** BEGIN Records shown **
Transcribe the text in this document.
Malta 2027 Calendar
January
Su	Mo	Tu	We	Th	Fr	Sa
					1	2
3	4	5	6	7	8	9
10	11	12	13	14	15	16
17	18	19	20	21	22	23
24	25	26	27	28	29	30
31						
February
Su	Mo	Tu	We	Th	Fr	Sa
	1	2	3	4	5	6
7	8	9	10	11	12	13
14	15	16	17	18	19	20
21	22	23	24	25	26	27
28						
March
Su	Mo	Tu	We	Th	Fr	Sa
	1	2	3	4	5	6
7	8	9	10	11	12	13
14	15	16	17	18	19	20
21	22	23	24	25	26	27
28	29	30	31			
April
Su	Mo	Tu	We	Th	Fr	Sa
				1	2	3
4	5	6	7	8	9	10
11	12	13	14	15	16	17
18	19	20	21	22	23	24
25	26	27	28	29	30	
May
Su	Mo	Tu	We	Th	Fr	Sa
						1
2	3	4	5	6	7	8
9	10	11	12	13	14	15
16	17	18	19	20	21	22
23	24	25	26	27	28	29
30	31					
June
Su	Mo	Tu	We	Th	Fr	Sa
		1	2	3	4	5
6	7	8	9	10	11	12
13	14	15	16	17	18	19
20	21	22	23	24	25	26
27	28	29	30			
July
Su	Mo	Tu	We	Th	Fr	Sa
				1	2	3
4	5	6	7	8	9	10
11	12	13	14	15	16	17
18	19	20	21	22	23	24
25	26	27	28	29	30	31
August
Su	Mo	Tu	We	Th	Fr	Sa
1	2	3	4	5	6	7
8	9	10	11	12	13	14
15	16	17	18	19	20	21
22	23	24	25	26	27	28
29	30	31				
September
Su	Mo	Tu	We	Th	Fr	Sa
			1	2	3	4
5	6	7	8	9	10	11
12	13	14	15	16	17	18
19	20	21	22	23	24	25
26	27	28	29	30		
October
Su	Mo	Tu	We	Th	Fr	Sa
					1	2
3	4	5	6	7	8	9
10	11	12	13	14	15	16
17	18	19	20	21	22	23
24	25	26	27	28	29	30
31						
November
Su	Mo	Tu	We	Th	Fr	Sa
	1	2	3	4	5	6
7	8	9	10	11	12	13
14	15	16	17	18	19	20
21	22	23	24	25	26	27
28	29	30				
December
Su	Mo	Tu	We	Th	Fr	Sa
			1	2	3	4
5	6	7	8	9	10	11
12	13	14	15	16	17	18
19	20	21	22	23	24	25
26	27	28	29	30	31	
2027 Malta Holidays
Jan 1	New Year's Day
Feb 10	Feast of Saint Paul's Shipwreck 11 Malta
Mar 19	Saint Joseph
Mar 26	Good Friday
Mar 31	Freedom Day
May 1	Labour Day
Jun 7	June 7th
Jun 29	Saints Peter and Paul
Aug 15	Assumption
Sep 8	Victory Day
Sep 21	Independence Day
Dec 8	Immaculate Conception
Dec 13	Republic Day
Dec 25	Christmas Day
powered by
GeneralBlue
** END Records shown **
Work instructions:
All of the material above needs to be copied exactly.

Worked answer:
Transcribe the text in this document.
Malta 2027 Calendar
January
Su	Mo	Tu	We	Th	Fr	Sa
					1	2
3	4	5	6	7	8	9
10	11	12	13	14	15	16
17	18	19	20	21	22	23
24	25	26	27	28	29	30
31						
February
Su	Mo	Tu	We	Th	Fr	Sa
	1	2	3	4	5	6
7	8	9	10	11	12	13
14	15	16	17	18	19	20
21	22	23	24	25	26	27
28						
March
Su	Mo	Tu	We	Th	Fr	Sa
	1	2	3	4	5	6
7	8	9	10	11	12	13
14	15	16	17	18	19	20
21	22	23	24	25	26	27
28	29	30	31			
April
Su	Mo	Tu	We	Th	Fr	Sa
				1	2	3
4	5	6	7	8	9	10
11	12	13	14	15	16	17
18	19	20	21	22	23	24
25	26	27	28	29	30	
May
Su	Mo	Tu	We	Th	Fr	Sa
						1
2	3	4	5	6	7	8
9	10	11	12	13	14	15
16	17	18	19	20	21	22
23	24	25	26	27	28	29
30	31					
June
Su	Mo	Tu	We	Th	Fr	Sa
		1	2	3	4	5
6	7	8	9	10	11	12
13	14	15	16	17	18	19
20	21	22	23	24	25	26
27	28	29	30			
July
Su	Mo	Tu	We	Th	Fr	Sa
				1	2	3
4	5	6	7	8	9	10
11	12	13	14	15	16	17
18	19	20	21	22	23	24
25	26	27	28	29	30	31
August
Su	Mo	Tu	We	Th	Fr	Sa
1	2	3	4	5	6	7
8	9	10	11	12	13	14
15	16	17	18	19	20	21
22	23	24	25	26	27	28
29	30	31				
September
Su	Mo	Tu	We	Th	Fr	Sa
			1	2	3	4
5	6	7	8	9	10	11
12	13	14	15	16	17	18
19	20	21	22	23	24	25
26	27	28	29	30		
October
Su	Mo	Tu	We	Th	Fr	Sa
					1	2
3	4	5	6	7	8	9
10	11	12	13	14	15	16
17	18	19	20	21	22	23
24	25	26	27	28	29	30
31						
November
Su	Mo	Tu	We	Th	Fr	Sa
	1	2	3	4	5	6
7	8	9	10	11	12	13
14	15	16	17	18	19	20
21	22	23	24	25	26	27
28	29	30				
December
Su	Mo	Tu	We	Th	Fr	Sa
			1	2	3	4
5	6	7	8	9	10	11
12	13	14	15	16	17	18
19	20	21	22	23	24	25
26	27	28	29	30	31	
2027 Malta Holidays
Jan 1	New Year's Day
Feb 10	Feast of Saint Paul's Shipwreck 11 Malta
Mar 19	Saint Joseph
Mar 26	Good Friday
Mar 31	Freedom Day
May 1	Labour Day
Jun 7	June 7th
Jun 29	Saints Peter and Paul
Aug 15	Assumption
Sep 8	Victory Day
Sep 21	Independence Day
Dec 8	Immaculate Conception
Dec 13	Republic Day
Dec 25	Christmas Day
powered by
GeneralBlue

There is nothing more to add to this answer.